%%

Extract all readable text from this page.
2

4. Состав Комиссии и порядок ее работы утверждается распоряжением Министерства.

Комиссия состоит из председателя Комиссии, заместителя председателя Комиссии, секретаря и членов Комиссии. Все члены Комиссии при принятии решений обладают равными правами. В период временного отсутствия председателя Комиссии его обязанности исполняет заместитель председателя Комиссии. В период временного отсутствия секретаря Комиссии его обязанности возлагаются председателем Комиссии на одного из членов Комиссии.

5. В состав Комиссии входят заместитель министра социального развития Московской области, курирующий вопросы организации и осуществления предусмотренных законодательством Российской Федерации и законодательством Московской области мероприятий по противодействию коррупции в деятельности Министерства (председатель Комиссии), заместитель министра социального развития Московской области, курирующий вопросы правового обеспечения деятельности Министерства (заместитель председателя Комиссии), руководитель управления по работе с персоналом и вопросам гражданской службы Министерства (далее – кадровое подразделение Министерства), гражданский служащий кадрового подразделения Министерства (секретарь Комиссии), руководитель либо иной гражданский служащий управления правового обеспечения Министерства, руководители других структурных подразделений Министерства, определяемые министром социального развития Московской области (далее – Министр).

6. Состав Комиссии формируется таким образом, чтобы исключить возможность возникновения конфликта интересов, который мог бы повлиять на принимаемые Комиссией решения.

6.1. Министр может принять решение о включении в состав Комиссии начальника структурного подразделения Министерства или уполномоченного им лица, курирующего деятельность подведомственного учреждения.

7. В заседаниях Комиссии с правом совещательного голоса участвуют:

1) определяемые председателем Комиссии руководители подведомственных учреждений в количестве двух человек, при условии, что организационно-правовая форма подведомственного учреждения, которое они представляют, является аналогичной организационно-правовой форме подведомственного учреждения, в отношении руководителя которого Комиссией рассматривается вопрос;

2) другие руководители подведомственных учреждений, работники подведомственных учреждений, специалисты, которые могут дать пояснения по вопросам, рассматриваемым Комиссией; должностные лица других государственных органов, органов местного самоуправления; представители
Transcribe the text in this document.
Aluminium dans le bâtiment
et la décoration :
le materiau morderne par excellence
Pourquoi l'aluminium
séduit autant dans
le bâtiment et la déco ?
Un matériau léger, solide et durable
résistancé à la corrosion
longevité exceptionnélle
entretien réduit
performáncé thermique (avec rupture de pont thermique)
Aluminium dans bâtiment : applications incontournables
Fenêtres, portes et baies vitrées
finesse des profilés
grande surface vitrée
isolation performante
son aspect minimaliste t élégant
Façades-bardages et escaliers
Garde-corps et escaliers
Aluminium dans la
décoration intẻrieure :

%%

● **PROBLEM DESCRIPTION**
Scan the material above for the word "décoration". Copy each line where it occurs.

● **TASK RESULT**
et la décoration :
décoration intẻrieure :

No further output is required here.